Word for word, set down the records and skip each picture.

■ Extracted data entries
--------------------------------

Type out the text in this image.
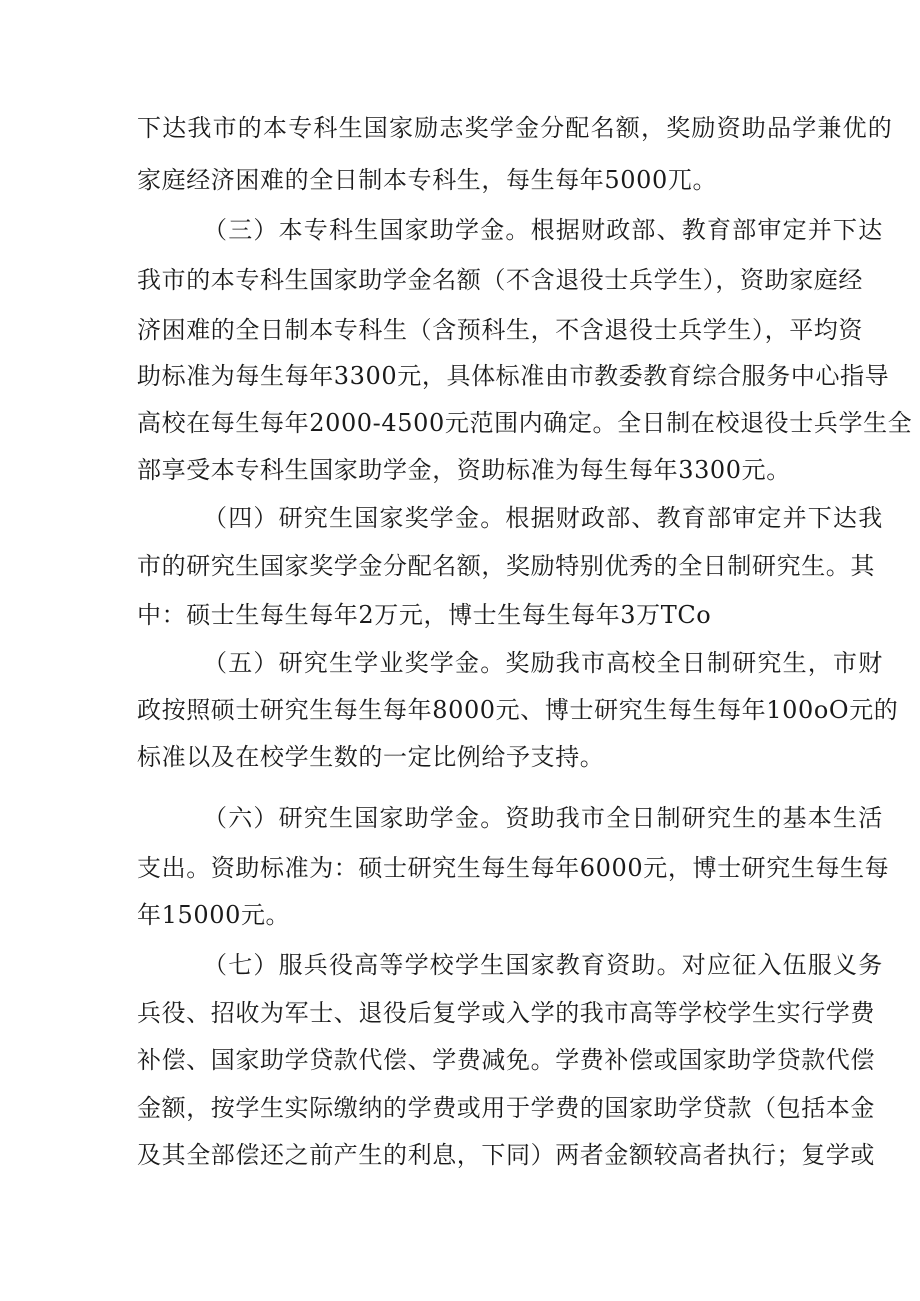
下达我市的本专科生国家励志奖学金分配名额，奖励资助品学兼优的
家庭经济困难的全日制本专科生，每生每年5000兀。
（三）本专科生国家助学金。根据财政部、教育部审定并下达
我市的本专科生国家助学金名额（不含退役士兵学生），资助家庭经
济困难的全日制本专科生（含预科生，不含退役士兵学生），平均资
助标准为每生每年3300元，具体标准由市教委教育综合服务中心指导
高校在每生每年2000-4500元范围内确定。全日制在校退役士兵学生全
部享受本专科生国家助学金，资助标准为每生每年3300元。
（四）研究生国家奖学金。根据财政部、教育部审定并下达我
市的研究生国家奖学金分配名额，奖励特别优秀的全日制研究生。其
中：硕士生每生每年2万元，博士生每生每年3万TCo
（五）研究生学业奖学金。奖励我市高校全日制研究生，市财
政按照硕士研究生每生每年8000元、博士研究生每生每年100oO元的
标准以及在校学生数的一定比例给予支持。
（六）研究生国家助学金。资助我市全日制研究生的基本生活
支出。资助标准为：硕士研究生每生每年6000元，博士研究生每生每
年15000元。
（七）服兵役高等学校学生国家教育资助。对应征入伍服义务
兵役、招收为军士、退役后复学或入学的我市高等学校学生实行学费
补偿、国家助学贷款代偿、学费减免。学费补偿或国家助学贷款代偿
金额，按学生实际缴纳的学费或用于学费的国家助学贷款（包括本金
及其全部偿还之前产生的利息，下同）两者金额较高者执行；复学或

--------------------------------

■ CORRECT OUTPUT
Type out the text in this image.
下达我市的本专科生国家励志奖学金分配名额，奖励资助品学兼优的
家庭经济困难的全日制本专科生，每生每年5000兀。
（三）本专科生国家助学金。根据财政部、教育部审定并下达
我市的本专科生国家助学金名额（不含退役士兵学生），资助家庭经
济困难的全日制本专科生（含预科生，不含退役士兵学生），平均资
助标准为每生每年3300元，具体标准由市教委教育综合服务中心指导
高校在每生每年2000-4500元范围内确定。全日制在校退役士兵学生全
部享受本专科生国家助学金，资助标准为每生每年3300元。
（四）研究生国家奖学金。根据财政部、教育部审定并下达我
市的研究生国家奖学金分配名额，奖励特别优秀的全日制研究生。其
中：硕士生每生每年2万元，博士生每生每年3万TCo
（五）研究生学业奖学金。奖励我市高校全日制研究生，市财
政按照硕士研究生每生每年8000元、博士研究生每生每年100oO元的
标准以及在校学生数的一定比例给予支持。
（六）研究生国家助学金。资助我市全日制研究生的基本生活
支出。资助标准为：硕士研究生每生每年6000元，博士研究生每生每
年15000元。
（七）服兵役高等学校学生国家教育资助。对应征入伍服义务
兵役、招收为军士、退役后复学或入学的我市高等学校学生实行学费
补偿、国家助学贷款代偿、学费减免。学费补偿或国家助学贷款代偿
金额，按学生实际缴纳的学费或用于学费的国家助学贷款（包括本金
及其全部偿还之前产生的利息，下同）两者金额较高者执行；复学或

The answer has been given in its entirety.